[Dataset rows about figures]
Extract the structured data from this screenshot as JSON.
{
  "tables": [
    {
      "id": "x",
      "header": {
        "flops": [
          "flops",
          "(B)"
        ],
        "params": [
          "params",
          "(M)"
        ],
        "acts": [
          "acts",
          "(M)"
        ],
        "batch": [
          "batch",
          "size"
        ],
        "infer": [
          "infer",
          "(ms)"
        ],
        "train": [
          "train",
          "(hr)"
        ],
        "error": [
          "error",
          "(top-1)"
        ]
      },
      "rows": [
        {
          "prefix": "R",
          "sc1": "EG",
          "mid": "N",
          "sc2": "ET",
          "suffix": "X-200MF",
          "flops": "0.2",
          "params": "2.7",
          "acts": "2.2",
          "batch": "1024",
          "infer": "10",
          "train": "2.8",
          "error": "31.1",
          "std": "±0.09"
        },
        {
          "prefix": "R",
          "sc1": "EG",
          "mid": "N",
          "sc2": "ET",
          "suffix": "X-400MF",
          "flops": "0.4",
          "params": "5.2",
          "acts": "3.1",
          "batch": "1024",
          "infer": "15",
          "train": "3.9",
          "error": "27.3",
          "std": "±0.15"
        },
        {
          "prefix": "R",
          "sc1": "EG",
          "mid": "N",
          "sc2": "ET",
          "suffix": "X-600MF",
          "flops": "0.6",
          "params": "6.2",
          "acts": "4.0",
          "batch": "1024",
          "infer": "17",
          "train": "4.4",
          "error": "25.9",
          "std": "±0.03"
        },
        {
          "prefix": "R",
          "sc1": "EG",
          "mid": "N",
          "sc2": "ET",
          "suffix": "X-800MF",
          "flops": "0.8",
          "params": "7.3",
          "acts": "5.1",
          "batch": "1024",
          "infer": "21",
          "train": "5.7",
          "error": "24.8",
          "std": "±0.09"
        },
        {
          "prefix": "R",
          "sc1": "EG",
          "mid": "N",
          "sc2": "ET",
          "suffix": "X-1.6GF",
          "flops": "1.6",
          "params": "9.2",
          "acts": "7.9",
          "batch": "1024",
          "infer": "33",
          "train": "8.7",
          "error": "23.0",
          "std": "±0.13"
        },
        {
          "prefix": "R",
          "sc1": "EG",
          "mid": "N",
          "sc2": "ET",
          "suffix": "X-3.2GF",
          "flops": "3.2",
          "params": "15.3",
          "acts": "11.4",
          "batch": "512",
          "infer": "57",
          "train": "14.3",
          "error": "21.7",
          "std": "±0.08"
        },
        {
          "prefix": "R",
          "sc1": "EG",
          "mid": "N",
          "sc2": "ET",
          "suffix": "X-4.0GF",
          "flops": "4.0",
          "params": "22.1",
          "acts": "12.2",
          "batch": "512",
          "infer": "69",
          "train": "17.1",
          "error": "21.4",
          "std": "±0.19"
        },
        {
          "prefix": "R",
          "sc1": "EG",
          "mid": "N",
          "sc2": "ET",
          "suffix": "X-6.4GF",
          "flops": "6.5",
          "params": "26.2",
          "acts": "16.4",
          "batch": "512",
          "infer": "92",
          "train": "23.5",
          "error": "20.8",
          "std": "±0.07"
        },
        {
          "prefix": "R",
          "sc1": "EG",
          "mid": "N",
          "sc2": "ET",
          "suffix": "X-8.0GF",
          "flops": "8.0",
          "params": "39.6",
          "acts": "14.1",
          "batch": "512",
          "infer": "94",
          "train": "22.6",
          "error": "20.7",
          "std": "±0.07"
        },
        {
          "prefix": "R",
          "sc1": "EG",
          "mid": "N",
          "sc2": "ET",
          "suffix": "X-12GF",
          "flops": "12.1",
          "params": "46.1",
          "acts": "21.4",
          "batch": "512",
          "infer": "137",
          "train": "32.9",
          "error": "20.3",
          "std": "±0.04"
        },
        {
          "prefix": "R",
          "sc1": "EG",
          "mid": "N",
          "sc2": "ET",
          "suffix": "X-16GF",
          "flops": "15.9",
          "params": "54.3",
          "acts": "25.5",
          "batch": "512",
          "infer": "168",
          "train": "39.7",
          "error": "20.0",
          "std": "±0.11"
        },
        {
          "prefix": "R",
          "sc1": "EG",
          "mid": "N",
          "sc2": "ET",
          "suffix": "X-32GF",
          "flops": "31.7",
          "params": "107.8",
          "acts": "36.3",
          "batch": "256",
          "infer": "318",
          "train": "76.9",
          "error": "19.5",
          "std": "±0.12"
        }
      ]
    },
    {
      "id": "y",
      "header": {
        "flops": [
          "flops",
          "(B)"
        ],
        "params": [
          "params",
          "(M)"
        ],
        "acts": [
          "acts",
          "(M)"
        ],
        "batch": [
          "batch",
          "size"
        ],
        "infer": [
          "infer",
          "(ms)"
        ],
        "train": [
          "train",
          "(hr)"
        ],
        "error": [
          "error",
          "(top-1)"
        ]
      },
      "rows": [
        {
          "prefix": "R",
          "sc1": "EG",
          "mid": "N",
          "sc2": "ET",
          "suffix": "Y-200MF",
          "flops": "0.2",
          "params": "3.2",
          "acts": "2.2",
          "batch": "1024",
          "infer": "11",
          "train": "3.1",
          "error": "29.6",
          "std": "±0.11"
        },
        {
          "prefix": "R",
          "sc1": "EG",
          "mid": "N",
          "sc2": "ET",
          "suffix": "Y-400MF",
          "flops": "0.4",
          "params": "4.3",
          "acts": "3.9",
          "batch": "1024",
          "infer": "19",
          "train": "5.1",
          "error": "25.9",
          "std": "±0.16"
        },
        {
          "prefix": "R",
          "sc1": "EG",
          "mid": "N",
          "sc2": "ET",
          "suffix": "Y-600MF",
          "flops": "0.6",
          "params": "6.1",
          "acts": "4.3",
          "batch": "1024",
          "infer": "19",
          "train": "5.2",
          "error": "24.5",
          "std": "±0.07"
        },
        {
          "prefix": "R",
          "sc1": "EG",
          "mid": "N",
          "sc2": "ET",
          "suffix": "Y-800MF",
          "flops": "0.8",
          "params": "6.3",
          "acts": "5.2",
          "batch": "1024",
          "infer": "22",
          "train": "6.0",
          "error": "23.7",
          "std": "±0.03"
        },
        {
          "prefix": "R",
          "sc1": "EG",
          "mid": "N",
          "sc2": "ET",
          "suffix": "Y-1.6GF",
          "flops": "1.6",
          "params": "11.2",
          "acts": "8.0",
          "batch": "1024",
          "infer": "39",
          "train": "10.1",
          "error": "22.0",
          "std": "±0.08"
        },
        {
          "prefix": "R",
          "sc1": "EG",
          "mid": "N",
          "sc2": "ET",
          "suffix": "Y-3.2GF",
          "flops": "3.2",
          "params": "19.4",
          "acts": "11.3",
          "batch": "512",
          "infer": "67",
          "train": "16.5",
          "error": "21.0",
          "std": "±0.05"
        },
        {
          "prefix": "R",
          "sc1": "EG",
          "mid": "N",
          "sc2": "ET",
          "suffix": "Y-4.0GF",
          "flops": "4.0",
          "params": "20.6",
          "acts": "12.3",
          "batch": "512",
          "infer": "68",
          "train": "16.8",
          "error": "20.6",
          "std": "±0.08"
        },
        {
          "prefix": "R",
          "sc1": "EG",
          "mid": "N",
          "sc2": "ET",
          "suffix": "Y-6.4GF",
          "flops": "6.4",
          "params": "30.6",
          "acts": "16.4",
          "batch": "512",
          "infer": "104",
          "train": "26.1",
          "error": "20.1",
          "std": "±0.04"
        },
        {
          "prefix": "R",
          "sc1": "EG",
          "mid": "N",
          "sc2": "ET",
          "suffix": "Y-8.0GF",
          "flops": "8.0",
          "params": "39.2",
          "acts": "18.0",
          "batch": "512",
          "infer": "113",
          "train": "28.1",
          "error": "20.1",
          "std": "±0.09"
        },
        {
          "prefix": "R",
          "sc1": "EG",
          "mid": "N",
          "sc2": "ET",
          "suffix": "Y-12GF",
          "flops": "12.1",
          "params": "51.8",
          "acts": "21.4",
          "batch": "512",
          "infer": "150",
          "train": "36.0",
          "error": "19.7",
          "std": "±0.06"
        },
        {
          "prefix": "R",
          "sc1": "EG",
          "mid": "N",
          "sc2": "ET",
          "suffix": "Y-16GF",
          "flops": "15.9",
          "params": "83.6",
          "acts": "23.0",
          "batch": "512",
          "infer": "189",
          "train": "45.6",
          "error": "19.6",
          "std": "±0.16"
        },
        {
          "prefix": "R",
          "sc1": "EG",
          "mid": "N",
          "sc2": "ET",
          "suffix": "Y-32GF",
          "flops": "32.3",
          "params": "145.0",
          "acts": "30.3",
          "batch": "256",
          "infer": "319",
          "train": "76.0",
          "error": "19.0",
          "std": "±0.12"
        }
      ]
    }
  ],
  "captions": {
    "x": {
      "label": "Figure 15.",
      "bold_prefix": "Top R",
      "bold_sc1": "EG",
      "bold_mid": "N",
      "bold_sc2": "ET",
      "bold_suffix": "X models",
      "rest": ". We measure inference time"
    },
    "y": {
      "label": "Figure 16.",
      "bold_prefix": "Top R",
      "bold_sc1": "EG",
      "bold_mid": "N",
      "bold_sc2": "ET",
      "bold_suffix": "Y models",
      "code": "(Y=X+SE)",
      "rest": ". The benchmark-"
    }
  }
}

● **Given request**: Pull out every line of the entries that includes the word "models".

● **Completed task**:
      "bold_suffix": "X models",
      "bold_suffix": "Y models",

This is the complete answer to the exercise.